* Exercise requirements: Output all of the material once more, so that every line matches the original exactly.

--- Excerpted data Enclosed Below ---

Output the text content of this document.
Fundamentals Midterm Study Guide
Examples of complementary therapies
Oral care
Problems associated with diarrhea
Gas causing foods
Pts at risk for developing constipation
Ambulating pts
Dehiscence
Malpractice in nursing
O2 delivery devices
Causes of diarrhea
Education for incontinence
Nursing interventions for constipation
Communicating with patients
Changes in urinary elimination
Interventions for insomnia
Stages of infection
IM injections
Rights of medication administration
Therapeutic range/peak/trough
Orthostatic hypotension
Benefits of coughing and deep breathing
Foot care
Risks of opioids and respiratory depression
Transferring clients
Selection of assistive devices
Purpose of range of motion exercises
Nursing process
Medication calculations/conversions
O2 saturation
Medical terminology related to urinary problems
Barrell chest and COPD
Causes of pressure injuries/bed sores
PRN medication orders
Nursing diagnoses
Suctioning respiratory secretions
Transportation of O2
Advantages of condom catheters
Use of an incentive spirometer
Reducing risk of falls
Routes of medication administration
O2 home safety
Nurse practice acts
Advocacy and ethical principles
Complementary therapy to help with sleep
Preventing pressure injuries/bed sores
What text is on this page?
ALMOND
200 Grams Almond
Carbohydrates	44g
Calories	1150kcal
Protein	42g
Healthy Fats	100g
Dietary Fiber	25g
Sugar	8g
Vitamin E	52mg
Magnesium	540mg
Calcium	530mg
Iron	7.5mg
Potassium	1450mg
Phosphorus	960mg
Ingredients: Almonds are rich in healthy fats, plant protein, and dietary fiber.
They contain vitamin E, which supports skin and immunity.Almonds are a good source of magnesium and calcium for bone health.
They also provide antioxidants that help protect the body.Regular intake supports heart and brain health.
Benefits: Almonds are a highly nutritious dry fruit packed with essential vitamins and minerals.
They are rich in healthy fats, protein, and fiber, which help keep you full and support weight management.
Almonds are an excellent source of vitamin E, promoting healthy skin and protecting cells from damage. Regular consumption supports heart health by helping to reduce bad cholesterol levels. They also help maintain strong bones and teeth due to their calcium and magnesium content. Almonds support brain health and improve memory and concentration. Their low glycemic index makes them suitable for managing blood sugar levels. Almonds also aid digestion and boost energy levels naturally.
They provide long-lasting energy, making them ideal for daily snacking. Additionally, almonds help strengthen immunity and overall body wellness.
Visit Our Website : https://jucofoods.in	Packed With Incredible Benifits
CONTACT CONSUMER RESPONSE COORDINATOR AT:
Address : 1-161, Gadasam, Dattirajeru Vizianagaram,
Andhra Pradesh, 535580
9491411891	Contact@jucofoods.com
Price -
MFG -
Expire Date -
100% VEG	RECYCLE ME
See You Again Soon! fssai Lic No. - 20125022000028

--- End of Enclosed Excerpted data ---

* Response for this exercise:
Output the text content of this document.
Fundamentals Midterm Study Guide
Examples of complementary therapies
Oral care
Problems associated with diarrhea
Gas causing foods
Pts at risk for developing constipation
Ambulating pts
Dehiscence
Malpractice in nursing
O2 delivery devices
Causes of diarrhea
Education for incontinence
Nursing interventions for constipation
Communicating with patients
Changes in urinary elimination
Interventions for insomnia
Stages of infection
IM injections
Rights of medication administration
Therapeutic range/peak/trough
Orthostatic hypotension
Benefits of coughing and deep breathing
Foot care
Risks of opioids and respiratory depression
Transferring clients
Selection of assistive devices
Purpose of range of motion exercises
Nursing process
Medication calculations/conversions
O2 saturation
Medical terminology related to urinary problems
Barrell chest and COPD
Causes of pressure injuries/bed sores
PRN medication orders
Nursing diagnoses
Suctioning respiratory secretions
Transportation of O2
Advantages of condom catheters
Use of an incentive spirometer
Reducing risk of falls
Routes of medication administration
O2 home safety
Nurse practice acts
Advocacy and ethical principles
Complementary therapy to help with sleep
Preventing pressure injuries/bed sores
What text is on this page?
ALMOND
200 Grams Almond
Carbohydrates	44g
Calories	1150kcal
Protein	42g
Healthy Fats	100g
Dietary Fiber	25g
Sugar	8g
Vitamin E	52mg
Magnesium	540mg
Calcium	530mg
Iron	7.5mg
Potassium	1450mg
Phosphorus	960mg
Ingredients: Almonds are rich in healthy fats, plant protein, and dietary fiber.
They contain vitamin E, which supports skin and immunity.Almonds are a good source of magnesium and calcium for bone health.
They also provide antioxidants that help protect the body.Regular intake supports heart and brain health.
Benefits: Almonds are a highly nutritious dry fruit packed with essential vitamins and minerals.
They are rich in healthy fats, protein, and fiber, which help keep you full and support weight management.
Almonds are an excellent source of vitamin E, promoting healthy skin and protecting cells from damage. Regular consumption supports heart health by helping to reduce bad cholesterol levels. They also help maintain strong bones and teeth due to their calcium and magnesium content. Almonds support brain health and improve memory and concentration. Their low glycemic index makes them suitable for managing blood sugar levels. Almonds also aid digestion and boost energy levels naturally.
They provide long-lasting energy, making them ideal for daily snacking. Additionally, almonds help strengthen immunity and overall body wellness.
Visit Our Website : https://jucofoods.in	Packed With Incredible Benifits
CONTACT CONSUMER RESPONSE COORDINATOR AT:
Address : 1-161, Gadasam, Dattirajeru Vizianagaram,
Andhra Pradesh, 535580
9491411891	Contact@jucofoods.com
Price -
MFG -
Expire Date -
100% VEG	RECYCLE ME
See You Again Soon! fssai Lic No. - 20125022000028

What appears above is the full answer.